- Instructions to follow: Transcribe each entry below exactly. Pictures do not go in the copy.

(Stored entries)
** START **
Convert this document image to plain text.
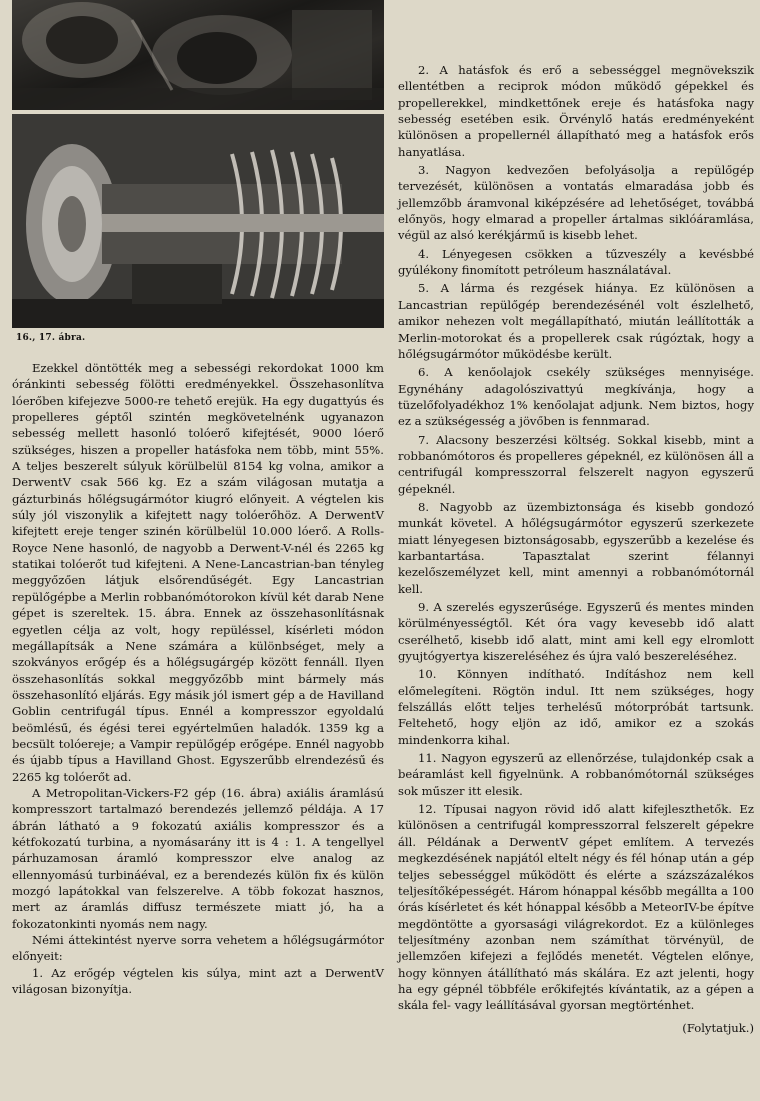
16., 17. ábra.

Ezekkel döntötték meg a sebességi rekordokat 1000 km óránkinti sebesség fölötti eredményekkel. Összehasonlítva lóerőben kifejezve 5000-re tehető erejük. Ha egy dugattyús és propelleres géptől szintén megkövetelnénk ugyanazon sebesség mellett hasonló tolóerő kifejtését, 9000 lóerő szükséges, hiszen a propeller hatásfoka nem több, mint 55%. A teljes beszerelt súlyuk körülbelül 8154 kg volna, amikor a DerwentV csak 566 kg. Ez a szám világosan mutatja a gázturbinás hőlégsugármótor kiugró előnyeit. A végtelen kis súly jól viszonylik a kifejtett nagy tolóerőhöz. A DerwentV kifejtett ereje tenger szinén körülbelül 10.000 lóerő. A Rolls-Royce Nene hasonló, de nagyobb a Derwent-V-nél és 2265 kg statikai tolóerőt tud kifejteni. A Nene-Lancastrian-ban tényleg meggyőzően látjuk elsőrendűségét. Egy Lancastrian repülőgépbe a Merlin robbanómótorokon kívül két darab Nene gépet is szereltek. 15. ábra. Ennek az összehasonlításnak egyetlen célja az volt, hogy repüléssel, kísérleti módon megállapítsák a Nene számára a különbséget, mely a szokványos erőgép és a hőlégsugárgép között fennáll. Ilyen összehasonlítás sokkal meggyőzőbb mint bármely más összehasonlító eljárás. Egy másik jól ismert gép a de Havilland Goblin centrifugál típus. Ennél a kompresszor egyoldalú beömlésű, és égési terei egyértelműen haladók. 1359 kg a becsült tolóereje; a Vampir repülőgép erőgépe. Ennél nagyobb és újabb típus a Havilland Ghost. Egyszerűbb elrendezésű és 2265 kg tolóerőt ad.

A Metropolitan-Vickers-F2 gép (16. ábra) axiális áramlású kompresszort tartalmazó berendezés jellemző példája. A 17 ábrán látható a 9 fokozatú axiális kompresszor és a kétfokozatú turbina, a nyomásarány itt is 4 : 1. A tengellyel párhuzamosan áramló kompresszor elve analog az ellennyomású turbináéval, ez a berendezés külön fix és külön mozgó lapátokkal van felszerelve. A több fokozat hasznos, mert az áramlás diffusz természete miatt jó, ha a fokozatonkinti nyomás nem nagy.

Némi áttekintést nyerve sorra vehetem a hőlégsugármótor előnyeit:

1. Az erőgép végtelen kis súlya, mint azt a DerwentV világosan bizonyítja.

2. A hatásfok és erő a sebességgel megnövekszik ellentétben a reciprok módon működő gépekkel és propellerekkel, mindkettőnek ereje és hatásfoka nagy sebesség esetében esik. Örvénylő hatás eredményeként különösen a propellernél állapítható meg a hatásfok erős hanyatlása.

3. Nagyon kedvezően befolyásolja a repülőgép tervezését, különösen a vontatás elmaradása jobb és jellemzőbb áramvonal kiképzésére ad lehetőséget, továbbá előnyös, hogy elmarad a propeller ártalmas siklóáramlása, végül az alsó kerékjármű is kisebb lehet.

4. Lényegesen csökken a tűzveszély a kevésbbé gyúlékony finomított petróleum használatával.

5. A lárma és rezgések hiánya. Ez különösen a Lancastrian repülőgép berendezésénél volt észlelhető, amikor nehezen volt megállapítható, miután leállították a Merlin-motorokat és a propellerek csak rúgóztak, hogy a hőlégsugármótor működésbe került.

6. A kenőolajok csekély szükséges mennyisége. Egynéhány adagolószivattyú megkívánja, hogy a tüzelőfolyadékhoz 1% kenőolajat adjunk. Nem biztos, hogy ez a szükségesség a jövőben is fennmarad.

7. Alacsony beszerzési költség. Sokkal kisebb, mint a robbanómótoros és propelleres gépeknél, ez különösen áll a centrifugál kompresszorral felszerelt nagyon egyszerű gépeknél.

8. Nagyobb az üzembiztonsága és kisebb gondozó munkát követel. A hőlégsugármótor egyszerű szerkezete miatt lényegesen biztonságosabb, egyszerűbb a kezelése és karbantartása. Tapasztalat szerint félannyi kezelőszemélyzet kell, mint amennyi a robbanómótornál kell.

9. A szerelés egyszerűsége. Egyszerű és mentes minden körülményességtől. Két óra vagy kevesebb idő alatt cserélhető, kisebb idő alatt, mint ami kell egy elromlott gyujtógyertya kiszereléséhez és újra való beszereléséhez.

10. Könnyen indítható. Indításhoz nem kell előmelegíteni. Rögtön indul. Itt nem szükséges, hogy felszállás előtt teljes terhelésű mótorpróbát tartsunk. Feltehető, hogy eljön az idő, amikor ez a szokás mindenkorra kihal.

11. Nagyon egyszerű az ellenőrzése, tulajdonkép csak a beáramlást kell figyelnünk. A robbanómótornál szükséges sok műszer itt elesik.

12. Típusai nagyon rövid idő alatt kifejleszthetők. Ez különösen a centrifugál kompresszorral felszerelt gépekre áll. Példának a DerwentV gépet említem. A tervezés megkezdésének napjától eltelt négy és fél hónap után a gép teljes sebességgel működött és elérte a százszázalékos teljesítőképességét. Három hónappal később megállta a 100 órás kísérletet és két hónappal később a MeteorIV-be építve megdöntötte a gyorsasági világrekordot. Ez a különleges teljesítmény azonban nem számíthat törvényül, de jellemzően kifejezi a fejlődés menetét. Végtelen előnye, hogy könnyen átállítható más skálára. Ez azt jelenti, hogy ha egy gépnél többféle erőkifejtés kívántatik, az a gépen a skála fel- vagy leállításával gyorsan megtörténhet.

(Folytatjuk.)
** END **
- Written reply:
Convert this document image to plain text.
16., 17. ábra.

Ezekkel döntötték meg a sebességi rekordokat 1000 km óránkinti sebesség fölötti eredményekkel. Összehasonlítva lóerőben kifejezve 5000-re tehető erejük. Ha egy dugattyús és propelleres géptől szintén megkövetelnénk ugyanazon sebesség mellett hasonló tolóerő kifejtését, 9000 lóerő szükséges, hiszen a propeller hatásfoka nem több, mint 55%. A teljes beszerelt súlyuk körülbelül 8154 kg volna, amikor a DerwentV csak 566 kg. Ez a szám világosan mutatja a gázturbinás hőlégsugármótor kiugró előnyeit. A végtelen kis súly jól viszonylik a kifejtett nagy tolóerőhöz. A DerwentV kifejtett ereje tenger szinén körülbelül 10.000 lóerő. A Rolls-Royce Nene hasonló, de nagyobb a Derwent-V-nél és 2265 kg statikai tolóerőt tud kifejteni. A Nene-Lancastrian-ban tényleg meggyőzően látjuk elsőrendűségét. Egy Lancastrian repülőgépbe a Merlin robbanómótorokon kívül két darab Nene gépet is szereltek. 15. ábra. Ennek az összehasonlításnak egyetlen célja az volt, hogy repüléssel, kísérleti módon megállapítsák a Nene számára a különbséget, mely a szokványos erőgép és a hőlégsugárgép között fennáll. Ilyen összehasonlítás sokkal meggyőzőbb mint bármely más összehasonlító eljárás. Egy másik jól ismert gép a de Havilland Goblin centrifugál típus. Ennél a kompresszor egyoldalú beömlésű, és égési terei egyértelműen haladók. 1359 kg a becsült tolóereje; a Vampir repülőgép erőgépe. Ennél nagyobb és újabb típus a Havilland Ghost. Egyszerűbb elrendezésű és 2265 kg tolóerőt ad.

A Metropolitan-Vickers-F2 gép (16. ábra) axiális áramlású kompresszort tartalmazó berendezés jellemző példája. A 17 ábrán látható a 9 fokozatú axiális kompresszor és a kétfokozatú turbina, a nyomásarány itt is 4 : 1. A tengellyel párhuzamosan áramló kompresszor elve analog az ellennyomású turbináéval, ez a berendezés külön fix és külön mozgó lapátokkal van felszerelve. A több fokozat hasznos, mert az áramlás diffusz természete miatt jó, ha a fokozatonkinti nyomás nem nagy.

Némi áttekintést nyerve sorra vehetem a hőlégsugármótor előnyeit:

1. Az erőgép végtelen kis súlya, mint azt a DerwentV világosan bizonyítja.

2. A hatásfok és erő a sebességgel megnövekszik ellentétben a reciprok módon működő gépekkel és propellerekkel, mindkettőnek ereje és hatásfoka nagy sebesség esetében esik. Örvénylő hatás eredményeként különösen a propellernél állapítható meg a hatásfok erős hanyatlása.

3. Nagyon kedvezően befolyásolja a repülőgép tervezését, különösen a vontatás elmaradása jobb és jellemzőbb áramvonal kiképzésére ad lehetőséget, továbbá előnyös, hogy elmarad a propeller ártalmas siklóáramlása, végül az alsó kerékjármű is kisebb lehet.

4. Lényegesen csökken a tűzveszély a kevésbbé gyúlékony finomított petróleum használatával.

5. A lárma és rezgések hiánya. Ez különösen a Lancastrian repülőgép berendezésénél volt észlelhető, amikor nehezen volt megállapítható, miután leállították a Merlin-motorokat és a propellerek csak rúgóztak, hogy a hőlégsugármótor működésbe került.

6. A kenőolajok csekély szükséges mennyisége. Egynéhány adagolószivattyú megkívánja, hogy a tüzelőfolyadékhoz 1% kenőolajat adjunk. Nem biztos, hogy ez a szükségesség a jövőben is fennmarad.

7. Alacsony beszerzési költség. Sokkal kisebb, mint a robbanómótoros és propelleres gépeknél, ez különösen áll a centrifugál kompresszorral felszerelt nagyon egyszerű gépeknél.

8. Nagyobb az üzembiztonsága és kisebb gondozó munkát követel. A hőlégsugármótor egyszerű szerkezete miatt lényegesen biztonságosabb, egyszerűbb a kezelése és karbantartása. Tapasztalat szerint félannyi kezelőszemélyzet kell, mint amennyi a robbanómótornál kell.

9. A szerelés egyszerűsége. Egyszerű és mentes minden körülményességtől. Két óra vagy kevesebb idő alatt cserélhető, kisebb idő alatt, mint ami kell egy elromlott gyujtógyertya kiszereléséhez és újra való beszereléséhez.

10. Könnyen indítható. Indításhoz nem kell előmelegíteni. Rögtön indul. Itt nem szükséges, hogy felszállás előtt teljes terhelésű mótorpróbát tartsunk. Feltehető, hogy eljön az idő, amikor ez a szokás mindenkorra kihal.

11. Nagyon egyszerű az ellenőrzése, tulajdonkép csak a beáramlást kell figyelnünk. A robbanómótornál szükséges sok műszer itt elesik.

12. Típusai nagyon rövid idő alatt kifejleszthetők. Ez különösen a centrifugál kompresszorral felszerelt gépekre áll. Példának a DerwentV gépet említem. A tervezés megkezdésének napjától eltelt négy és fél hónap után a gép teljes sebességgel működött és elérte a százszázalékos teljesítőképességét. Három hónappal később megállta a 100 órás kísérletet és két hónappal később a MeteorIV-be építve megdöntötte a gyorsasági világrekordot. Ez a különleges teljesítmény azonban nem számíthat törvényül, de jellemzően kifejezi a fejlődés menetét. Végtelen előnye, hogy könnyen átállítható más skálára. Ez azt jelenti, hogy ha egy gépnél többféle erőkifejtés kívántatik, az a gépen a skála fel- vagy leállításával gyorsan megtörténhet.

(Folytatjuk.)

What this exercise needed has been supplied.